DATA PROVIDED ->
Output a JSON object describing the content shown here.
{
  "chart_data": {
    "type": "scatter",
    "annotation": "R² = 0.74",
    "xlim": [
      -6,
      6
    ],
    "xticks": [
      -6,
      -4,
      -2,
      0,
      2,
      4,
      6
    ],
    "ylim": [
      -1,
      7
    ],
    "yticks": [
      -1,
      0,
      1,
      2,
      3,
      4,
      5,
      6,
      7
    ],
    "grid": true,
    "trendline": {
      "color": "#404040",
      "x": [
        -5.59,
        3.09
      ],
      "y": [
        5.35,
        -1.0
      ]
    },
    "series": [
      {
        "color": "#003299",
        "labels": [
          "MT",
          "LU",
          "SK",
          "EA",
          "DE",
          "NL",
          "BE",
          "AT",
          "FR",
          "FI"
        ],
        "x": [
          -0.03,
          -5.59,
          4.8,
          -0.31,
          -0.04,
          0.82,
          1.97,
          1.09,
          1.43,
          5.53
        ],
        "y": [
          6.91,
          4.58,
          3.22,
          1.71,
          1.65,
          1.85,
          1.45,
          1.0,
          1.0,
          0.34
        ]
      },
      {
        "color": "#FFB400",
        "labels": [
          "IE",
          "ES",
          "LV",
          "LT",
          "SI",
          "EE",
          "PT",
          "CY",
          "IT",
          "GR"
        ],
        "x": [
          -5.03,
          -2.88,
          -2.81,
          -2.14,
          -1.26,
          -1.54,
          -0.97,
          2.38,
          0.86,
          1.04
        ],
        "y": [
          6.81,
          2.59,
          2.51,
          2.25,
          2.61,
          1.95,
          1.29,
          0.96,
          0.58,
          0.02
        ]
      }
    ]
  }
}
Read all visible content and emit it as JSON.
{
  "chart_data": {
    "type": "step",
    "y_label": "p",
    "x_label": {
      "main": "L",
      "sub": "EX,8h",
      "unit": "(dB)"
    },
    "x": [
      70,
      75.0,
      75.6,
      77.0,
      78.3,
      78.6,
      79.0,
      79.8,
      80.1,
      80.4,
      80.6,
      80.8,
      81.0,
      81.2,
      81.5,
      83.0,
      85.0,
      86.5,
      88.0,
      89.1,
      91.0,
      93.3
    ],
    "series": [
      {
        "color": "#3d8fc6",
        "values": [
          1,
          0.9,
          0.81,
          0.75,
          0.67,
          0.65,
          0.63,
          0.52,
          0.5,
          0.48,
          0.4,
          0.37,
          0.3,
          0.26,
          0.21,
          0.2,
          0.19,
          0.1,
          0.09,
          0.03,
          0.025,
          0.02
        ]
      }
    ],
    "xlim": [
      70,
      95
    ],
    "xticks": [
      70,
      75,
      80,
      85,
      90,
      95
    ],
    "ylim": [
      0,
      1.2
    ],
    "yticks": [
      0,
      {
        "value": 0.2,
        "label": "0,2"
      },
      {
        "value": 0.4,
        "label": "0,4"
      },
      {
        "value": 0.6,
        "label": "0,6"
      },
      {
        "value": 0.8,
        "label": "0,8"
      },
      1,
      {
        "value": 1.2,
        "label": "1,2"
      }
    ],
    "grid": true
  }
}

WHAT TO WORK ON -> Give the number of lines in the listing above that contain "content", and nothing else.

EXPECTED OUTPUT -> 2